EXERCISE TASK: Return every entry exactly as written.

PROVIDED INFORMATION:
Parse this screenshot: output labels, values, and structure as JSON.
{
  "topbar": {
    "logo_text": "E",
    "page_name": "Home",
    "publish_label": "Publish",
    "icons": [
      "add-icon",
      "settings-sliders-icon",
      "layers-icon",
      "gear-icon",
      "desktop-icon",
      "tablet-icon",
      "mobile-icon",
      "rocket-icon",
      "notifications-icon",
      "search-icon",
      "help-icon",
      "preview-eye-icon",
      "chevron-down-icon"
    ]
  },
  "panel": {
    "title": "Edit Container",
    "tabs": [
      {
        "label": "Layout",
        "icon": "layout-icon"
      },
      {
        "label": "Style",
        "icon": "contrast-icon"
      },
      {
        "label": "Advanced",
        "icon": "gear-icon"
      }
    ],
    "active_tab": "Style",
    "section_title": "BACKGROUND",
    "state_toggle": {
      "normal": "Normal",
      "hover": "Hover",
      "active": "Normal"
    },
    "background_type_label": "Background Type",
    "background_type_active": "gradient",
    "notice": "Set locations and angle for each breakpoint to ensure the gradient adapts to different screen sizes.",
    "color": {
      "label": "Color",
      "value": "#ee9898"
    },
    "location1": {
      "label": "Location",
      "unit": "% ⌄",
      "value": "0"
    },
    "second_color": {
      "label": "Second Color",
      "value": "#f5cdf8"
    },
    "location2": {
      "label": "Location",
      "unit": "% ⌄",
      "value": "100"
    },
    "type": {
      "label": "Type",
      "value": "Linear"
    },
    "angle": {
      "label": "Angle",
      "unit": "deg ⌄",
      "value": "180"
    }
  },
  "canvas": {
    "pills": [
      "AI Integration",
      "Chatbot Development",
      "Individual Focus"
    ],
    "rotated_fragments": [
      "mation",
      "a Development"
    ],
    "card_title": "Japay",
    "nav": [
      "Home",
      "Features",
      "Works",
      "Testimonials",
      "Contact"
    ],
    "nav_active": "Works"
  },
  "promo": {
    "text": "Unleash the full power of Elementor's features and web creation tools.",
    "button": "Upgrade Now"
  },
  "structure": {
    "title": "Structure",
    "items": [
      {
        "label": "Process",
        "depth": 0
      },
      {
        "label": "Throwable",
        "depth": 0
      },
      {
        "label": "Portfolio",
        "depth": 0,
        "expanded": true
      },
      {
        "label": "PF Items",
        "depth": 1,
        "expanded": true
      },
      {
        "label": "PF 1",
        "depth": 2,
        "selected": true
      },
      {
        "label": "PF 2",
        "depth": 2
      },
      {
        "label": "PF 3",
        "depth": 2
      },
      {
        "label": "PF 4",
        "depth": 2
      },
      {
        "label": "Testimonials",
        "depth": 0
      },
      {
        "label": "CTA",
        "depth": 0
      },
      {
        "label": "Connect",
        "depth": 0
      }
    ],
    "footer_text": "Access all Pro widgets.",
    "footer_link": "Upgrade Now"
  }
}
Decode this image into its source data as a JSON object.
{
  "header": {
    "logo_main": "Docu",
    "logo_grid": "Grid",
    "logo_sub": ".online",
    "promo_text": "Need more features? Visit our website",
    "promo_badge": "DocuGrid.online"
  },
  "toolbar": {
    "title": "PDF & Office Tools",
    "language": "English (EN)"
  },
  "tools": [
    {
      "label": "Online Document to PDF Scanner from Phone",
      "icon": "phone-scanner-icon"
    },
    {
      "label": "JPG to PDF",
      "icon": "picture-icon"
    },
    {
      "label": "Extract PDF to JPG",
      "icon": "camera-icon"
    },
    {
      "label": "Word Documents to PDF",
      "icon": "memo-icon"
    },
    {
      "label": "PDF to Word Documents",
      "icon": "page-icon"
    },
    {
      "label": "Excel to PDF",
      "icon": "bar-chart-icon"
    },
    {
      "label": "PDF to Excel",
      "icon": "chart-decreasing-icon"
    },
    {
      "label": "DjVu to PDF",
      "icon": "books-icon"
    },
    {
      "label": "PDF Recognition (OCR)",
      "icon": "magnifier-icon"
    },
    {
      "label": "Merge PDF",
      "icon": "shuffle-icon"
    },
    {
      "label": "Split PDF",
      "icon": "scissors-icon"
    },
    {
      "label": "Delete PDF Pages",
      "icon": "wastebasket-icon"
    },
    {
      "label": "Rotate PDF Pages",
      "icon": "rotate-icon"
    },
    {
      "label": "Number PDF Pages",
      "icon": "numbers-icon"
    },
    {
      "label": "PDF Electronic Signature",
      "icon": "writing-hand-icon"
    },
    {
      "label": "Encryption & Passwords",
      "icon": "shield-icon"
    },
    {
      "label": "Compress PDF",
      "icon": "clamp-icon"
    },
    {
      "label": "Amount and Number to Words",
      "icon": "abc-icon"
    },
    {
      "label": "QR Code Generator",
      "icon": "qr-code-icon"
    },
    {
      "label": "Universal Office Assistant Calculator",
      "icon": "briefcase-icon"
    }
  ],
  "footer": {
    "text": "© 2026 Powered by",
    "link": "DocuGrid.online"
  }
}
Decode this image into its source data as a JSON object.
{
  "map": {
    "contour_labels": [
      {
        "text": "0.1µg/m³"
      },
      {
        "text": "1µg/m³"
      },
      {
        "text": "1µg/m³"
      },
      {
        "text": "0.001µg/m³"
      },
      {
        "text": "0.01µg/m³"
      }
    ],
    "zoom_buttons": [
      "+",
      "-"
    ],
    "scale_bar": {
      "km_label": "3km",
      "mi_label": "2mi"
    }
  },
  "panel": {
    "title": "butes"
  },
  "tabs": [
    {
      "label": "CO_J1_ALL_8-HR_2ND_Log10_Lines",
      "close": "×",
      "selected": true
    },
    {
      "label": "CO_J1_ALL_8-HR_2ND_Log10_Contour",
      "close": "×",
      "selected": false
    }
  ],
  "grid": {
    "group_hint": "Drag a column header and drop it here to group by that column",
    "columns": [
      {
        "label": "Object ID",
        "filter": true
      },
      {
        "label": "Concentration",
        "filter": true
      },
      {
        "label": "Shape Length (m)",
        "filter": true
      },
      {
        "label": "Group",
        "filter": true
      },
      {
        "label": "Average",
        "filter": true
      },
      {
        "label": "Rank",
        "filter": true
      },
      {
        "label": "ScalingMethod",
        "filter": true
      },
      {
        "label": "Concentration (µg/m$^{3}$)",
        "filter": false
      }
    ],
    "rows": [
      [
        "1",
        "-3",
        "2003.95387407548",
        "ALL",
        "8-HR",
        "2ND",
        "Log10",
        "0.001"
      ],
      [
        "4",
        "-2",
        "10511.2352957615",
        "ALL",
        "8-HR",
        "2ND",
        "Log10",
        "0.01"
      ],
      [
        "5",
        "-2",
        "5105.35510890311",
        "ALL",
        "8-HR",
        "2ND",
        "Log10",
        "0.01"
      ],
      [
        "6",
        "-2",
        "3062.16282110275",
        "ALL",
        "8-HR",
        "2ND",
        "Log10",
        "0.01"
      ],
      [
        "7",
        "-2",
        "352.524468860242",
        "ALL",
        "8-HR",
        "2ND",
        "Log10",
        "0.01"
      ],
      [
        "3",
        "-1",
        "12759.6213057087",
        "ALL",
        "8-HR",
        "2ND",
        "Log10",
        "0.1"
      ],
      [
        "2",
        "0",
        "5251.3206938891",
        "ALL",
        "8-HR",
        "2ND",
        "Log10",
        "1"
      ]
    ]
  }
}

EXERCISE RESPONSE:
Parse this screenshot: output labels, values, and structure as JSON.
{
  "topbar": {
    "logo_text": "E",
    "page_name": "Home",
    "publish_label": "Publish",
    "icons": [
      "add-icon",
      "settings-sliders-icon",
      "layers-icon",
      "gear-icon",
      "desktop-icon",
      "tablet-icon",
      "mobile-icon",
      "rocket-icon",
      "notifications-icon",
      "search-icon",
      "help-icon",
      "preview-eye-icon",
      "chevron-down-icon"
    ]
  },
  "panel": {
    "title": "Edit Container",
    "tabs": [
      {
        "label": "Layout",
        "icon": "layout-icon"
      },
      {
        "label": "Style",
        "icon": "contrast-icon"
      },
      {
        "label": "Advanced",
        "icon": "gear-icon"
      }
    ],
    "active_tab": "Style",
    "section_title": "BACKGROUND",
    "state_toggle": {
      "normal": "Normal",
      "hover": "Hover",
      "active": "Normal"
    },
    "background_type_label": "Background Type",
    "background_type_active": "gradient",
    "notice": "Set locations and angle for each breakpoint to ensure the gradient adapts to different screen sizes.",
    "color": {
      "label": "Color",
      "value": "#ee9898"
    },
    "location1": {
      "label": "Location",
      "unit": "% ⌄",
      "value": "0"
    },
    "second_color": {
      "label": "Second Color",
      "value": "#f5cdf8"
    },
    "location2": {
      "label": "Location",
      "unit": "% ⌄",
      "value": "100"
    },
    "type": {
      "label": "Type",
      "value": "Linear"
    },
    "angle": {
      "label": "Angle",
      "unit": "deg ⌄",
      "value": "180"
    }
  },
  "canvas": {
    "pills": [
      "AI Integration",
      "Chatbot Development",
      "Individual Focus"
    ],
    "rotated_fragments": [
      "mation",
      "a Development"
    ],
    "card_title": "Japay",
    "nav": [
      "Home",
      "Features",
      "Works",
      "Testimonials",
      "Contact"
    ],
    "nav_active": "Works"
  },
  "promo": {
    "text": "Unleash the full power of Elementor's features and web creation tools.",
    "button": "Upgrade Now"
  },
  "structure": {
    "title": "Structure",
    "items": [
      {
        "label": "Process",
        "depth": 0
      },
      {
        "label": "Throwable",
        "depth": 0
      },
      {
        "label": "Portfolio",
        "depth": 0,
        "expanded": true
      },
      {
        "label": "PF Items",
        "depth": 1,
        "expanded": true
      },
      {
        "label": "PF 1",
        "depth": 2,
        "selected": true
      },
      {
        "label": "PF 2",
        "depth": 2
      },
      {
        "label": "PF 3",
        "depth": 2
      },
      {
        "label": "PF 4",
        "depth": 2
      },
      {
        "label": "Testimonials",
        "depth": 0
      },
      {
        "label": "CTA",
        "depth": 0
      },
      {
        "label": "Connect",
        "depth": 0
      }
    ],
    "footer_text": "Access all Pro widgets.",
    "footer_link": "Upgrade Now"
  }
}
Decode this image into its source data as a JSON object.
{
  "header": {
    "logo_main": "Docu",
    "logo_grid": "Grid",
    "logo_sub": ".online",
    "promo_text": "Need more features? Visit our website",
    "promo_badge": "DocuGrid.online"
  },
  "toolbar": {
    "title": "PDF & Office Tools",
    "language": "English (EN)"
  },
  "tools": [
    {
      "label": "Online Document to PDF Scanner from Phone",
      "icon": "phone-scanner-icon"
    },
    {
      "label": "JPG to PDF",
      "icon": "picture-icon"
    },
    {
      "label": "Extract PDF to JPG",
      "icon": "camera-icon"
    },
    {
      "label": "Word Documents to PDF",
      "icon": "memo-icon"
    },
    {
      "label": "PDF to Word Documents",
      "icon": "page-icon"
    },
    {
      "label": "Excel to PDF",
      "icon": "bar-chart-icon"
    },
    {
      "label": "PDF to Excel",
      "icon": "chart-decreasing-icon"
    },
    {
      "label": "DjVu to PDF",
      "icon": "books-icon"
    },
    {
      "label": "PDF Recognition (OCR)",
      "icon": "magnifier-icon"
    },
    {
      "label": "Merge PDF",
      "icon": "shuffle-icon"
    },
    {
      "label": "Split PDF",
      "icon": "scissors-icon"
    },
    {
      "label": "Delete PDF Pages",
      "icon": "wastebasket-icon"
    },
    {
      "label": "Rotate PDF Pages",
      "icon": "rotate-icon"
    },
    {
      "label": "Number PDF Pages",
      "icon": "numbers-icon"
    },
    {
      "label": "PDF Electronic Signature",
      "icon": "writing-hand-icon"
    },
    {
      "label": "Encryption & Passwords",
      "icon": "shield-icon"
    },
    {
      "label": "Compress PDF",
      "icon": "clamp-icon"
    },
    {
      "label": "Amount and Number to Words",
      "icon": "abc-icon"
    },
    {
      "label": "QR Code Generator",
      "icon": "qr-code-icon"
    },
    {
      "label": "Universal Office Assistant Calculator",
      "icon": "briefcase-icon"
    }
  ],
  "footer": {
    "text": "© 2026 Powered by",
    "link": "DocuGrid.online"
  }
}
Decode this image into its source data as a JSON object.
{
  "map": {
    "contour_labels": [
      {
        "text": "0.1µg/m³"
      },
      {
        "text": "1µg/m³"
      },
      {
        "text": "1µg/m³"
      },
      {
        "text": "0.001µg/m³"
      },
      {
        "text": "0.01µg/m³"
      }
    ],
    "zoom_buttons": [
      "+",
      "-"
    ],
    "scale_bar": {
      "km_label": "3km",
      "mi_label": "2mi"
    }
  },
  "panel": {
    "title": "butes"
  },
  "tabs": [
    {
      "label": "CO_J1_ALL_8-HR_2ND_Log10_Lines",
      "close": "×",
      "selected": true
    },
    {
      "label": "CO_J1_ALL_8-HR_2ND_Log10_Contour",
      "close": "×",
      "selected": false
    }
  ],
  "grid": {
    "group_hint": "Drag a column header and drop it here to group by that column",
    "columns": [
      {
        "label": "Object ID",
        "filter": true
      },
      {
        "label": "Concentration",
        "filter": true
      },
      {
        "label": "Shape Length (m)",
        "filter": true
      },
      {
        "label": "Group",
        "filter": true
      },
      {
        "label": "Average",
        "filter": true
      },
      {
        "label": "Rank",
        "filter": true
      },
      {
        "label": "ScalingMethod",
        "filter": true
      },
      {
        "label": "Concentration (µg/m$^{3}$)",
        "filter": false
      }
    ],
    "rows": [
      [
        "1",
        "-3",
        "2003.95387407548",
        "ALL",
        "8-HR",
        "2ND",
        "Log10",
        "0.001"
      ],
      [
        "4",
        "-2",
        "10511.2352957615",
        "ALL",
        "8-HR",
        "2ND",
        "Log10",
        "0.01"
      ],
      [
        "5",
        "-2",
        "5105.35510890311",
        "ALL",
        "8-HR",
        "2ND",
        "Log10",
        "0.01"
      ],
      [
        "6",
        "-2",
        "3062.16282110275",
        "ALL",
        "8-HR",
        "2ND",
        "Log10",
        "0.01"
      ],
      [
        "7",
        "-2",
        "352.524468860242",
        "ALL",
        "8-HR",
        "2ND",
        "Log10",
        "0.01"
      ],
      [
        "3",
        "-1",
        "12759.6213057087",
        "ALL",
        "8-HR",
        "2ND",
        "Log10",
        "0.1"
      ],
      [
        "2",
        "0",
        "5251.3206938891",
        "ALL",
        "8-HR",
        "2ND",
        "Log10",
        "1"
      ]
    ]
  }
}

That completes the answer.